** RECORDS SUPPLIED **
┄┄┄┄┄┄┄┄┄┄

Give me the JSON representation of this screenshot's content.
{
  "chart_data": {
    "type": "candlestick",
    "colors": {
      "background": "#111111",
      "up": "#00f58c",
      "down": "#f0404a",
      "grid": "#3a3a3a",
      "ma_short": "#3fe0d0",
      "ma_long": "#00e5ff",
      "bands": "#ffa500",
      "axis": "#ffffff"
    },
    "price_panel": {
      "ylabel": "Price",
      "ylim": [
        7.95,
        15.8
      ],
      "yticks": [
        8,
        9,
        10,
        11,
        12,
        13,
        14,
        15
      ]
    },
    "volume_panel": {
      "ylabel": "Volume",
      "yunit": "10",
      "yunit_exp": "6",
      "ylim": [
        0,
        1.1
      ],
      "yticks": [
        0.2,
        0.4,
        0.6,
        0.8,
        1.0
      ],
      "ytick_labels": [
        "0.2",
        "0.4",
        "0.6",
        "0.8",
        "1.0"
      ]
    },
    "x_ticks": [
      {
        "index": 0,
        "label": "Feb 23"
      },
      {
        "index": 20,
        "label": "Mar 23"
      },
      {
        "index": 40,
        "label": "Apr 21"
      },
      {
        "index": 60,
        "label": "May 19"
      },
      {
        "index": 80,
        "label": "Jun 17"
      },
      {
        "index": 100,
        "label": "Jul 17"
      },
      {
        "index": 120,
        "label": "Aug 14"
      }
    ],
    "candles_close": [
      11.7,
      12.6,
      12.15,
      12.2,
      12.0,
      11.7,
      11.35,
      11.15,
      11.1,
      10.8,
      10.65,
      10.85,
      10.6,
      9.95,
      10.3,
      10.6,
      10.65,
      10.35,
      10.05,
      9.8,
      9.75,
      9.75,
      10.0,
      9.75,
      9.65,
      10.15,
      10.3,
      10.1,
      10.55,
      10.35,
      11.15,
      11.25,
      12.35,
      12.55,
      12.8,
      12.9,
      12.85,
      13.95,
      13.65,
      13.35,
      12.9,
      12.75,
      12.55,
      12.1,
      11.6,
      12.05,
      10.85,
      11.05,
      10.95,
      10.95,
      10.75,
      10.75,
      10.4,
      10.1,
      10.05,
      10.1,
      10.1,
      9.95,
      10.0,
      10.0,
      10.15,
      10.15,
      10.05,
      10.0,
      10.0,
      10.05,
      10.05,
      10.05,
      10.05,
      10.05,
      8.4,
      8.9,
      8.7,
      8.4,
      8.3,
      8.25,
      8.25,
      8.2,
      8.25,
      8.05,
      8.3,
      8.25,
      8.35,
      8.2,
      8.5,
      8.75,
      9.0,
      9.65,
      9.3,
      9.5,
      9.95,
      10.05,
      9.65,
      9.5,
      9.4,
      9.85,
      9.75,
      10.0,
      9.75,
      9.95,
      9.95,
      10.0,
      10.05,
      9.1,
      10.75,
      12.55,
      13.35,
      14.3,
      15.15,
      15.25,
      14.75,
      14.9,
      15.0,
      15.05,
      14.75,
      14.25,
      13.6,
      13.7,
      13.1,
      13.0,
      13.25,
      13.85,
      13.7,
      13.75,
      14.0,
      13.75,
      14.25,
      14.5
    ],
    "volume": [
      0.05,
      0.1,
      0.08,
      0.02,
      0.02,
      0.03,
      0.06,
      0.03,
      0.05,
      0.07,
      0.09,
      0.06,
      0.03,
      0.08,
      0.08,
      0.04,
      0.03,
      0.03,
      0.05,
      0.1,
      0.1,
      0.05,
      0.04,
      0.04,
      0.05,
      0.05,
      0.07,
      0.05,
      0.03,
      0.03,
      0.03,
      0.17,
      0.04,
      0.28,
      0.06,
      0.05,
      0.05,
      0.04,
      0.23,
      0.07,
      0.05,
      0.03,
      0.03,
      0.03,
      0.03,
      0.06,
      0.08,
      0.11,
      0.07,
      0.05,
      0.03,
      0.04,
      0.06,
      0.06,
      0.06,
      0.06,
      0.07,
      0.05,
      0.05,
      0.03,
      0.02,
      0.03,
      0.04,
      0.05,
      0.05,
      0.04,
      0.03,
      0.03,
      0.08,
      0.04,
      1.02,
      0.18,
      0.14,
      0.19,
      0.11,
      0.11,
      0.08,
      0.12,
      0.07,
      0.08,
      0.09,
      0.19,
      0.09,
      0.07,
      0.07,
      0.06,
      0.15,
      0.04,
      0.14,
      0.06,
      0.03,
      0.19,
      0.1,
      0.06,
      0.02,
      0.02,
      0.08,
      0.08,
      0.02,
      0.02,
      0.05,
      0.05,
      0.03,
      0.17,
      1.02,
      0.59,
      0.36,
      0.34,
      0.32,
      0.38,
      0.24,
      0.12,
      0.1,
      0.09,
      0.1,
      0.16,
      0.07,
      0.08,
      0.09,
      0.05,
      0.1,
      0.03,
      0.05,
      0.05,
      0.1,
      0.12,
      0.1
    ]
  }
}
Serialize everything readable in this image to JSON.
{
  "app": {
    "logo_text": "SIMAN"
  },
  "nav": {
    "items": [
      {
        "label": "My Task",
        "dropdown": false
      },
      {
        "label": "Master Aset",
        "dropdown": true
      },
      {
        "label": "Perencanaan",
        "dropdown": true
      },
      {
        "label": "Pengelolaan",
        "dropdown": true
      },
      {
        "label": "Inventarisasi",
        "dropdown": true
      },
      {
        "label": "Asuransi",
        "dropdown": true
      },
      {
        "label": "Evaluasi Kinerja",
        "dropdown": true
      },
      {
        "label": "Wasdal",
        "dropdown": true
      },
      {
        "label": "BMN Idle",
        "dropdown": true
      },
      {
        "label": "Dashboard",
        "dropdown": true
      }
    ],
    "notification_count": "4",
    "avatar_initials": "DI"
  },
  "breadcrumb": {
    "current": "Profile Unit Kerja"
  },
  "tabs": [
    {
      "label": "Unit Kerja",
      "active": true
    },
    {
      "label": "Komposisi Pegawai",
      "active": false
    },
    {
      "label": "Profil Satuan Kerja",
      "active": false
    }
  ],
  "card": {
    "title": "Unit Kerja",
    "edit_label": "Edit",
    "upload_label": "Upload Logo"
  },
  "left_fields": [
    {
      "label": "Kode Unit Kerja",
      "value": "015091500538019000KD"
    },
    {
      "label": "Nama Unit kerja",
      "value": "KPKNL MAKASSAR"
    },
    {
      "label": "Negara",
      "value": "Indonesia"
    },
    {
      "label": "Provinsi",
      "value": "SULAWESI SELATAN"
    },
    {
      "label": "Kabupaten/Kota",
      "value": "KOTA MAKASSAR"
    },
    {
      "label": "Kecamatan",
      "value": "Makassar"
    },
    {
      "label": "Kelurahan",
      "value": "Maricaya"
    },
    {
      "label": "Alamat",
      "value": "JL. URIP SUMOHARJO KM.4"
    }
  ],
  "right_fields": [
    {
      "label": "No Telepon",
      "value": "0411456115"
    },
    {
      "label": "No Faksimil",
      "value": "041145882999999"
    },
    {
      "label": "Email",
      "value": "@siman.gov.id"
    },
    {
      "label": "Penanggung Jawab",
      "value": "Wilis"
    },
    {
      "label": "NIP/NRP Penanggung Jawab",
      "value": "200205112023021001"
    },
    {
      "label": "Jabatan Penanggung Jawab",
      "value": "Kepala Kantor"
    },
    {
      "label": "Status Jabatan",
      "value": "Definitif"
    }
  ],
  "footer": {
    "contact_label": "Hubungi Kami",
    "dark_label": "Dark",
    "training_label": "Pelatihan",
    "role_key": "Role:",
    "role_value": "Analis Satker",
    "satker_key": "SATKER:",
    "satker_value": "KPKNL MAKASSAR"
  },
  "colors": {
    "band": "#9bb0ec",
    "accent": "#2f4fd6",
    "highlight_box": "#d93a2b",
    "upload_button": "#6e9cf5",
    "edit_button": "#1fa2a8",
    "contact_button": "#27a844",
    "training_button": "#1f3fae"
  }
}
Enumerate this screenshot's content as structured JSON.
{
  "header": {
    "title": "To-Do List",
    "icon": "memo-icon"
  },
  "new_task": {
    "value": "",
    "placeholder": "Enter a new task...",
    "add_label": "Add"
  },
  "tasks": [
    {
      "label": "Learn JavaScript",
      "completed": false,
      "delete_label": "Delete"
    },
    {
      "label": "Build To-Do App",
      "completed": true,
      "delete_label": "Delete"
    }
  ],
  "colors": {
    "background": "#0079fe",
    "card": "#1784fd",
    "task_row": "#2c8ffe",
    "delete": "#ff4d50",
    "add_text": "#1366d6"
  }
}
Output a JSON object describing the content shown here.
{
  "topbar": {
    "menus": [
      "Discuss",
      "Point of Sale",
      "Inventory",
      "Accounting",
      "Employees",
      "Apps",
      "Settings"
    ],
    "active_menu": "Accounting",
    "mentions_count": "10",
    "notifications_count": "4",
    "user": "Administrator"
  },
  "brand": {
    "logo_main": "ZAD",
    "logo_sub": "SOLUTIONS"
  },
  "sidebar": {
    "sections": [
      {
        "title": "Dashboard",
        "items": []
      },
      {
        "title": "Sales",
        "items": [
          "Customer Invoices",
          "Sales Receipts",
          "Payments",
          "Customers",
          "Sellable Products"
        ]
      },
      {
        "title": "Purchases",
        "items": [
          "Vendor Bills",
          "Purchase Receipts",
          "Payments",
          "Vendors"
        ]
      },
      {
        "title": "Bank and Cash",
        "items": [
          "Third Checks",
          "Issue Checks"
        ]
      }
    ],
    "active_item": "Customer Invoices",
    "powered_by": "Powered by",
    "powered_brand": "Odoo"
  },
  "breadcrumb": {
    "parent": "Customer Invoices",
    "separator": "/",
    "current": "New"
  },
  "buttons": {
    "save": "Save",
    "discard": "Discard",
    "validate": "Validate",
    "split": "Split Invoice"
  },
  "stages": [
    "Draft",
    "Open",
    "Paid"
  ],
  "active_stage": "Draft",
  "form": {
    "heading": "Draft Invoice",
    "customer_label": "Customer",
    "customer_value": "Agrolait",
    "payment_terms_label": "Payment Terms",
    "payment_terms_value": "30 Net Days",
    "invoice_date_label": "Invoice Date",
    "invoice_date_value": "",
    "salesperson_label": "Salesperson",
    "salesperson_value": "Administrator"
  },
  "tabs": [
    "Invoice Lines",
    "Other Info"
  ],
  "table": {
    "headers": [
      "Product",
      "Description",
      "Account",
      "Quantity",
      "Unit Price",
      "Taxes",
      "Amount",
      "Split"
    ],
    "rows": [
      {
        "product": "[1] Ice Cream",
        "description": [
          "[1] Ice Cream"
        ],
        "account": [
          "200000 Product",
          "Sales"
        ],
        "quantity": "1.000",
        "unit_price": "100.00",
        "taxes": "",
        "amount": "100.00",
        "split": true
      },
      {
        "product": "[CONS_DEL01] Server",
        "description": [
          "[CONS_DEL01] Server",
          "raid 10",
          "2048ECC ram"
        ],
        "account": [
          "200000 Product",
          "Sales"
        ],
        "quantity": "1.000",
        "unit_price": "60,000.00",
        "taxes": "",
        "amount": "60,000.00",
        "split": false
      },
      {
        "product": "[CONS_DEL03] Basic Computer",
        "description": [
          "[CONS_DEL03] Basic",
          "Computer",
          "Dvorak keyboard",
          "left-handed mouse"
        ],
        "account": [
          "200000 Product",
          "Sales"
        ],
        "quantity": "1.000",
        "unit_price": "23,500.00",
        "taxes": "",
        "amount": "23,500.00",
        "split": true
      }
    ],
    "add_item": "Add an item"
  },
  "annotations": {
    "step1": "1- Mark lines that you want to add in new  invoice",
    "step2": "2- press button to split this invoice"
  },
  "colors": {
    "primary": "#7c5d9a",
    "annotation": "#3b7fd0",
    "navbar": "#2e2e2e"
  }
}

┄┄┄┄┄┄┄┄┄┄

** AIM OF THE TASK **
Reproduce every line from the entries that holds the word "this".

** WRITTEN SOLUTION **
Give me the JSON representation of this screenshot's content.
Serialize everything readable in this image to JSON.
Enumerate this screenshot's content as structured JSON.
    "step2": "2- press button to split this invoice"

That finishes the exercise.